# start of Raw records
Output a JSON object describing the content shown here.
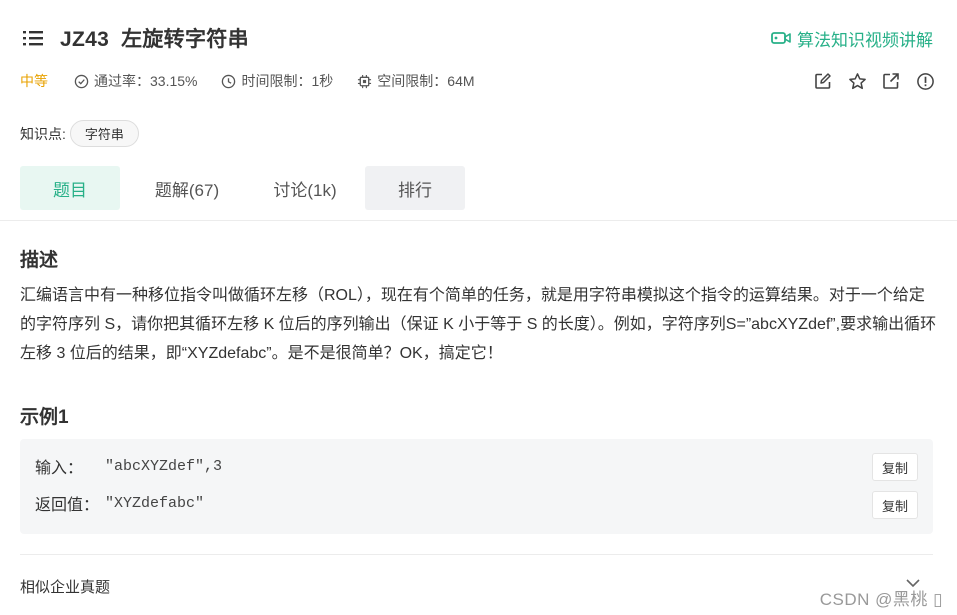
{
  "header": {
    "code": "JZ43",
    "title": "左旋转字符串",
    "video_link": "算法知识视频讲解"
  },
  "meta": {
    "difficulty": "中等",
    "pass_rate": "通过率：33.15%",
    "time_limit": "时间限制：1秒",
    "space_limit": "空间限制：64M"
  },
  "knowledge": {
    "label": "知识点:",
    "tags": [
      "字符串"
    ]
  },
  "tabs": [
    {
      "label": "题目"
    },
    {
      "label": "题解(67)"
    },
    {
      "label": "讨论(1k)"
    },
    {
      "label": "排行"
    }
  ],
  "description": {
    "heading": "描述",
    "text": "汇编语言中有一种移位指令叫做循环左移（ROL），现在有个简单的任务，就是用字符串模拟这个指令的运算结果。对于一个给定的字符序列 S，请你把其循环左移 K 位后的序列输出（保证 K 小于等于 S 的长度）。例如，字符序列S=”abcXYZdef”,要求输出循环左移 3 位后的结果，即“XYZdefabc”。是不是很简单？OK，搞定它！"
  },
  "example": {
    "heading": "示例1",
    "input_label": "输入：",
    "input_value": "\"abcXYZdef\",3",
    "output_label": "返回值：",
    "output_value": "\"XYZdefabc\"",
    "copy_label": "复制"
  },
  "similar": {
    "heading": "相似企业真题"
  },
  "watermark": "CSDN @黑桃 ▯",
  "colors": {
    "accent": "#27b088",
    "difficulty": "#e8a200",
    "active_tab_bg": "#e8f7f2"
  },
  "icons": {
    "list": "list-icon",
    "video": "video-icon",
    "pass_rate": "check-circle-icon",
    "time_limit": "clock-icon",
    "space_limit": "chip-icon",
    "tools": [
      "edit-icon",
      "star-icon",
      "share-icon",
      "report-icon"
    ]
  }
}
# end of Raw records
#### [Written instruction]
Repeat the entries exactly and keep the pictures out of the copy.

#### [Correct answer]
Output a JSON object describing the content shown here.
{
  "header": {
    "code": "JZ43",
    "title": "左旋转字符串",
    "video_link": "算法知识视频讲解"
  },
  "meta": {
    "difficulty": "中等",
    "pass_rate": "通过率：33.15%",
    "time_limit": "时间限制：1秒",
    "space_limit": "空间限制：64M"
  },
  "knowledge": {
    "label": "知识点:",
    "tags": [
      "字符串"
    ]
  },
  "tabs": [
    {
      "label": "题目"
    },
    {
      "label": "题解(67)"
    },
    {
      "label": "讨论(1k)"
    },
    {
      "label": "排行"
    }
  ],
  "description": {
    "heading": "描述",
    "text": "汇编语言中有一种移位指令叫做循环左移（ROL），现在有个简单的任务，就是用字符串模拟这个指令的运算结果。对于一个给定的字符序列 S，请你把其循环左移 K 位后的序列输出（保证 K 小于等于 S 的长度）。例如，字符序列S=”abcXYZdef”,要求输出循环左移 3 位后的结果，即“XYZdefabc”。是不是很简单？OK，搞定它！"
  },
  "example": {
    "heading": "示例1",
    "input_label": "输入：",
    "input_value": "\"abcXYZdef\",3",
    "output_label": "返回值：",
    "output_value": "\"XYZdefabc\"",
    "copy_label": "复制"
  },
  "similar": {
    "heading": "相似企业真题"
  },
  "watermark": "CSDN @黑桃 ▯",
  "colors": {
    "accent": "#27b088",
    "difficulty": "#e8a200",
    "active_tab_bg": "#e8f7f2"
  },
  "icons": {
    "list": "list-icon",
    "video": "video-icon",
    "pass_rate": "check-circle-icon",
    "time_limit": "clock-icon",
    "space_limit": "chip-icon",
    "tools": [
      "edit-icon",
      "star-icon",
      "share-icon",
      "report-icon"
    ]
  }
}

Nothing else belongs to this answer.